→ **STATED GOAL**
Extract every line of the material that holds the string "marker".

→ **ROWS**

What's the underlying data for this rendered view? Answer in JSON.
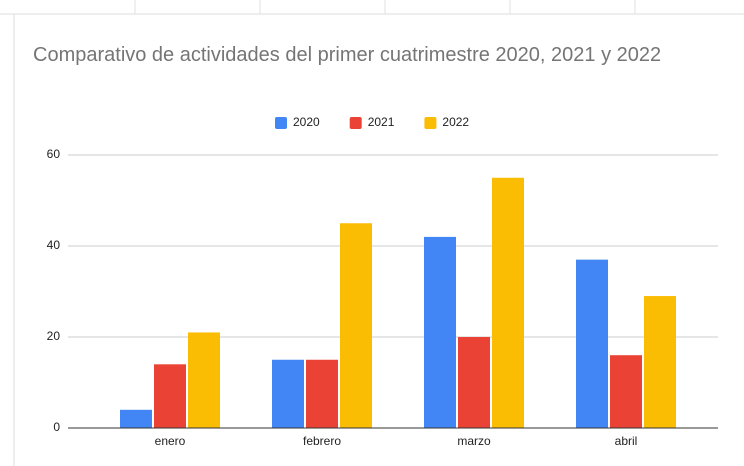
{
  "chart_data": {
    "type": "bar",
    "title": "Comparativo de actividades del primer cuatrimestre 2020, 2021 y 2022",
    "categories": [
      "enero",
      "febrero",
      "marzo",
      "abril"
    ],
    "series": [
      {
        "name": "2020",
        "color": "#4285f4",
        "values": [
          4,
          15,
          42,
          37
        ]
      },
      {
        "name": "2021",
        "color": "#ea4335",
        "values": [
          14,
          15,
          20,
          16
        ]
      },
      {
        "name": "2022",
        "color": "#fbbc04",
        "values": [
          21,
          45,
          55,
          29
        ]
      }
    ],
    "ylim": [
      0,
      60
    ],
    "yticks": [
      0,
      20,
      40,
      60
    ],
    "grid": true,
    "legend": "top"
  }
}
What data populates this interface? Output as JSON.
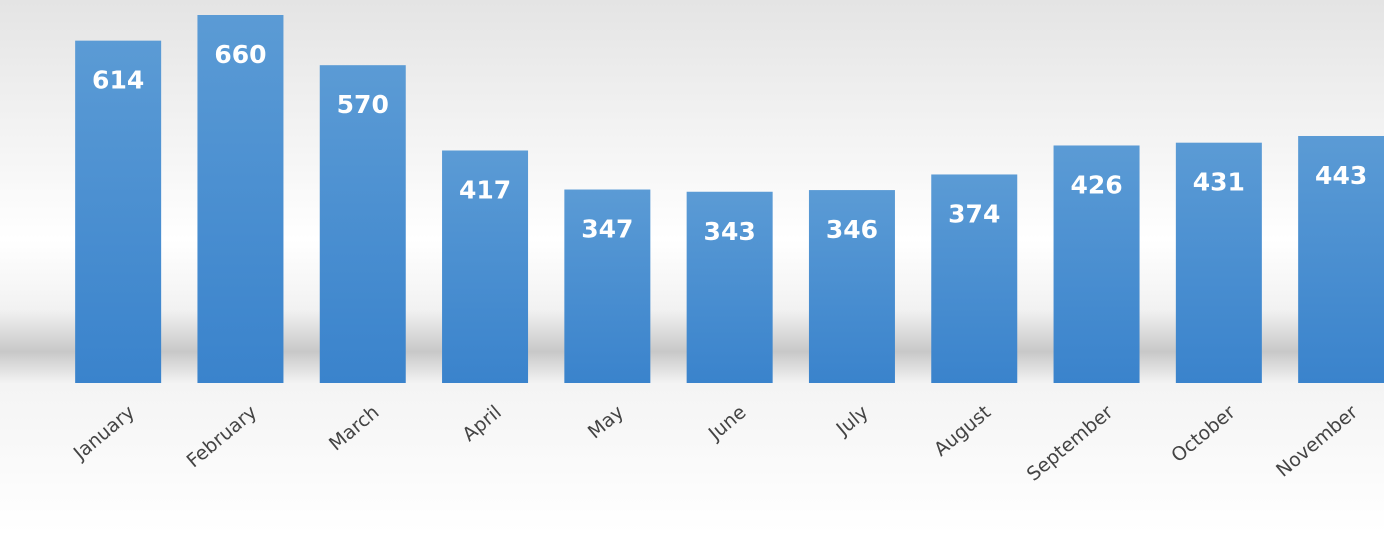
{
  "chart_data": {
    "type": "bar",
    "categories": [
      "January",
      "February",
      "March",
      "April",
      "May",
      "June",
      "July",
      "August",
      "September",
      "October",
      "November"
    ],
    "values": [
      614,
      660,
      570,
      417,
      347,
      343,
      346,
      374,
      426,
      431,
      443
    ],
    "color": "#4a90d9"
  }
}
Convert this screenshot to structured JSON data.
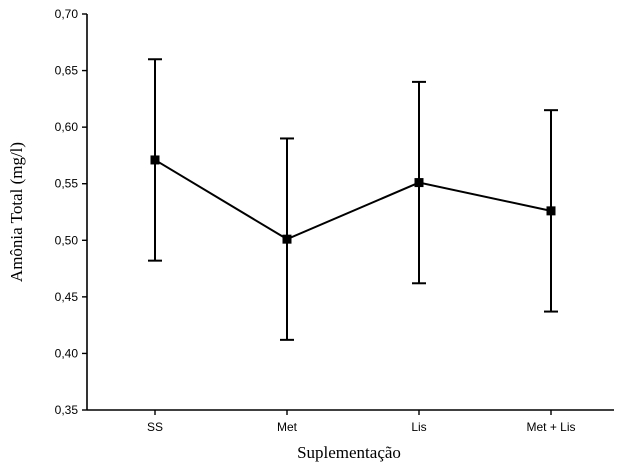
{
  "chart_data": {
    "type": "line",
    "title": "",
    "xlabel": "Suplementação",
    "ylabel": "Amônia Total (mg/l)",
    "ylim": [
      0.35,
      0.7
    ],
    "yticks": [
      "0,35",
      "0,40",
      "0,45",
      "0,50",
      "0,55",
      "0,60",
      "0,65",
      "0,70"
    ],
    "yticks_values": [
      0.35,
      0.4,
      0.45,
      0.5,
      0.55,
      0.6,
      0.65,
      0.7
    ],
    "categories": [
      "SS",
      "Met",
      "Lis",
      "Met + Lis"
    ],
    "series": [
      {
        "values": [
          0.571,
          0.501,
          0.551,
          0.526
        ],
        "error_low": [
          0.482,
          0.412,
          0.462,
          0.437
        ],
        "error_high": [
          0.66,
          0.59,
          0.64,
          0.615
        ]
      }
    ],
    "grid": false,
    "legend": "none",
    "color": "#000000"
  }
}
...
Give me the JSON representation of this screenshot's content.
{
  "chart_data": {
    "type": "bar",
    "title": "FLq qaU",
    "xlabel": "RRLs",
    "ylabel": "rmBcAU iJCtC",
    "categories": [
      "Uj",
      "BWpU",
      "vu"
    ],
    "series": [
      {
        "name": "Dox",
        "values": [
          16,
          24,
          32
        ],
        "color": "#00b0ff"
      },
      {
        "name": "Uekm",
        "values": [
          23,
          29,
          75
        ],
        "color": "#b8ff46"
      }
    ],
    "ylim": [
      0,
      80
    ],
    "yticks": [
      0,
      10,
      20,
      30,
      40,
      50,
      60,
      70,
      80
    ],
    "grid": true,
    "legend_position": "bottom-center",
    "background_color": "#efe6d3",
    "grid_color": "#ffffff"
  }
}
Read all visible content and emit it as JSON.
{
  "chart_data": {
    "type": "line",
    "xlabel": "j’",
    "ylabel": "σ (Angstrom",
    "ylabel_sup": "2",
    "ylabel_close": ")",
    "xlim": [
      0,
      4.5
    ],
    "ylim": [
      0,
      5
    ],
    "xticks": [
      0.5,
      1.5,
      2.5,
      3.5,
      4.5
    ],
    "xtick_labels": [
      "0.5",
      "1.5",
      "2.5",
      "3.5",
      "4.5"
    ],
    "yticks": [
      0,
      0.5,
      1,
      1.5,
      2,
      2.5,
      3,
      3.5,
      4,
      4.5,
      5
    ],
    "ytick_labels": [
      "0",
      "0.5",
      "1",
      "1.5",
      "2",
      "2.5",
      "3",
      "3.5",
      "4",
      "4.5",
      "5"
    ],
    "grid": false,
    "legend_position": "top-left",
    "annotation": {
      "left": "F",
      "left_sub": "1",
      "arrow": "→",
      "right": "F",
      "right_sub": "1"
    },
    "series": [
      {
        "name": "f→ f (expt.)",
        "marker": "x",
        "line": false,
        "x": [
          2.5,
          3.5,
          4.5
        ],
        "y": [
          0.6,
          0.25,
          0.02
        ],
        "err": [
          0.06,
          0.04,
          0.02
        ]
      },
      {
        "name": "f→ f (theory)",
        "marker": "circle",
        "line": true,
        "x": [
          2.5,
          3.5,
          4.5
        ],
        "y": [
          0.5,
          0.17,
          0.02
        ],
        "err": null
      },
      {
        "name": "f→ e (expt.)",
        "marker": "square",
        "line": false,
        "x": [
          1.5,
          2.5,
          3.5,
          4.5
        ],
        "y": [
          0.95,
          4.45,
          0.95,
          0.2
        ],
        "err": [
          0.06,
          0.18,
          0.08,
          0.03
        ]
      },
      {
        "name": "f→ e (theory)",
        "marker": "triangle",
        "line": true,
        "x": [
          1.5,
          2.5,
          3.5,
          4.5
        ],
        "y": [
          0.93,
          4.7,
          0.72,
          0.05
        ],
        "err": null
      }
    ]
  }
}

→ **FINISHED EXERCISE**
        "marker": "x",
        "marker": "circle",
        "marker": "square",
        "marker": "triangle",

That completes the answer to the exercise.